*** Supplied text Section Begins ***
After being denied the opportunity to attend her father’s funeral on Monday, Sueda Güngör, who is currently in pretrial detention, was allowed by Turkish authorities to visit her family days later, for only one hour and in handcuffs, journalist Adem Yavuz Arslan reported on social media.
Sueda was not allowed to attend the funeral of her father, İbrahim Güngör, on September 8. On Wednesday she was taken to her family’s home, where she watched recordings of the funeral and mourned in handcuffs with relatives under the watch of gendarmes.
İbrahim Güngör, 72, died on September 7. He had been suffering from Alzheimer’s disease, diabetes and prostate problems and had been hospitalized several times in prison before his death. Despite his daughter’s months-long campaign for his release, Turkey’s Council of Forensic Medicine (ATK) had ruled in April that İbrahim Güngör was fit to remain in prison.
Sueda Güngör, a university student, was arrested on June 20 over alleged links to the faith-based Gülen movement, facing accusations similar to those that led to her father’s conviction.
Turkish President Recep Tayyip Erdoğan has been targeting followers of the Gülen movement, inspired by the late Muslim cleric Fethullah Gülen, since corruption investigations in December 2013 implicated him as well as some members of his family and inner circle.
Dismissing the investigations as a Gülenist coup and a conspiracy against his government, Erdoğan began to target the movement’s members. He designated the movement as a terrorist organization in May 2016 and intensified the crackdown on it following the abortive putsch in July of the same year that he accused Gülen of masterminding. The movement strongly denies involvement in the coup attempt or any terrorist activity.
According to the latest figures from the Justice Ministry, more than 126,000 people have been convicted for alleged links to the Gülen movement since 2016, with 11,085 still in prison. Legal proceedings are ongoing for over 24,000 individuals, while another 58,000 remain under investigation nearly a decade later. In addition to the thousands who were jailed, scores of other Gülen movement followers had to flee Turkey to avoid the government crackdown.
*** Supplied text Section Ends ***
According to the article on Sueda Güngör, please state how long she was allowed to visit her family.
*** Records provided Section Begins ***
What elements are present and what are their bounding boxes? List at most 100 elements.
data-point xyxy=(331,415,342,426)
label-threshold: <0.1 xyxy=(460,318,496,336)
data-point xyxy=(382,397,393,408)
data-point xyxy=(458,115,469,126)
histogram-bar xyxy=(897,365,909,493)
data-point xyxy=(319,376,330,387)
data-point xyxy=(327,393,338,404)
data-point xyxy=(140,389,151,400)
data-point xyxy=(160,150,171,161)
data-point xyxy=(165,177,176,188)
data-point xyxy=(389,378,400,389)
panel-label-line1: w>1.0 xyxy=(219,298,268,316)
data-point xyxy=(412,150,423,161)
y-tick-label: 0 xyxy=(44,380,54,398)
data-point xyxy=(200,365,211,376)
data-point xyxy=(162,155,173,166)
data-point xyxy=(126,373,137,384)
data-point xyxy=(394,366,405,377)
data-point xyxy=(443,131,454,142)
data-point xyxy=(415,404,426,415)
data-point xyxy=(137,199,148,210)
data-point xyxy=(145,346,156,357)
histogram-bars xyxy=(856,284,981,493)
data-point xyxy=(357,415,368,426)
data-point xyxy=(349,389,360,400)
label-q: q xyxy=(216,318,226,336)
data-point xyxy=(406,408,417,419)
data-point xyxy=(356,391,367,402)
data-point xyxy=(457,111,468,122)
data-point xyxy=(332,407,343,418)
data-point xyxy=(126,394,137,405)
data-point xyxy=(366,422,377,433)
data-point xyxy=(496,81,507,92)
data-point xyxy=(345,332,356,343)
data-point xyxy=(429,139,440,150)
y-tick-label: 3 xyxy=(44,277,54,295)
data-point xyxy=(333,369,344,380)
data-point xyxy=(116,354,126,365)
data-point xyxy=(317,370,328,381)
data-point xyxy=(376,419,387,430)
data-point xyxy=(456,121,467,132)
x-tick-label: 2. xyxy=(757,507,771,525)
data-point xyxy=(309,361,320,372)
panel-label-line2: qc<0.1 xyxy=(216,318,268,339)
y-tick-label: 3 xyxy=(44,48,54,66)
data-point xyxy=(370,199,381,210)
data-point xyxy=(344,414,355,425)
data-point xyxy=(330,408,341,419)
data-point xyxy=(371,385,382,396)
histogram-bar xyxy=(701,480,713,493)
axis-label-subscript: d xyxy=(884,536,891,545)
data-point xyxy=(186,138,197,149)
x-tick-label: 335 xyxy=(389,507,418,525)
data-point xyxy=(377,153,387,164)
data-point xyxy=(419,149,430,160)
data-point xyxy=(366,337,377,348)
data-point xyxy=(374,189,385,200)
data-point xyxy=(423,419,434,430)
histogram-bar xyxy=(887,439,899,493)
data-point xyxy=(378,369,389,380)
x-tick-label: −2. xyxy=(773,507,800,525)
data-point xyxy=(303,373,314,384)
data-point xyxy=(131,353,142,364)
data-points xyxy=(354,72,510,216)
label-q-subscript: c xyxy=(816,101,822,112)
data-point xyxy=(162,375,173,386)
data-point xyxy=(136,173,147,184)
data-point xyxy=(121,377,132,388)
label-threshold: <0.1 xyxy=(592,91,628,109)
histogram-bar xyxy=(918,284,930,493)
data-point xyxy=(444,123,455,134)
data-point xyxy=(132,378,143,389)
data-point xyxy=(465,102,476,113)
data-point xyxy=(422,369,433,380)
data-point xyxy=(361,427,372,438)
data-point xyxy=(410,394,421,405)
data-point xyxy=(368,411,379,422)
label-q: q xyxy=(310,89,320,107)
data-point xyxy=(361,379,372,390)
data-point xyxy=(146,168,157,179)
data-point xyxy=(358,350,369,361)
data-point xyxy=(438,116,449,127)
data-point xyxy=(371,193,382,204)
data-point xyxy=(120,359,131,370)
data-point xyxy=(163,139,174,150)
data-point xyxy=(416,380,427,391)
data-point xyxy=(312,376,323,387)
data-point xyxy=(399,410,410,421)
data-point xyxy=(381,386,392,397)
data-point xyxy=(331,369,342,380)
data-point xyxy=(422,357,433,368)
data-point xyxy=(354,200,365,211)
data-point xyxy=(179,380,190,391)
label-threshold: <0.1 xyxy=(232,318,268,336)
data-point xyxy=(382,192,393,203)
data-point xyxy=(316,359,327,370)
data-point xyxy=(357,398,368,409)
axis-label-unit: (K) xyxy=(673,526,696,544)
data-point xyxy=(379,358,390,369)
*** Records provided Section Ends ***
• Reply to the exercise:
One hour.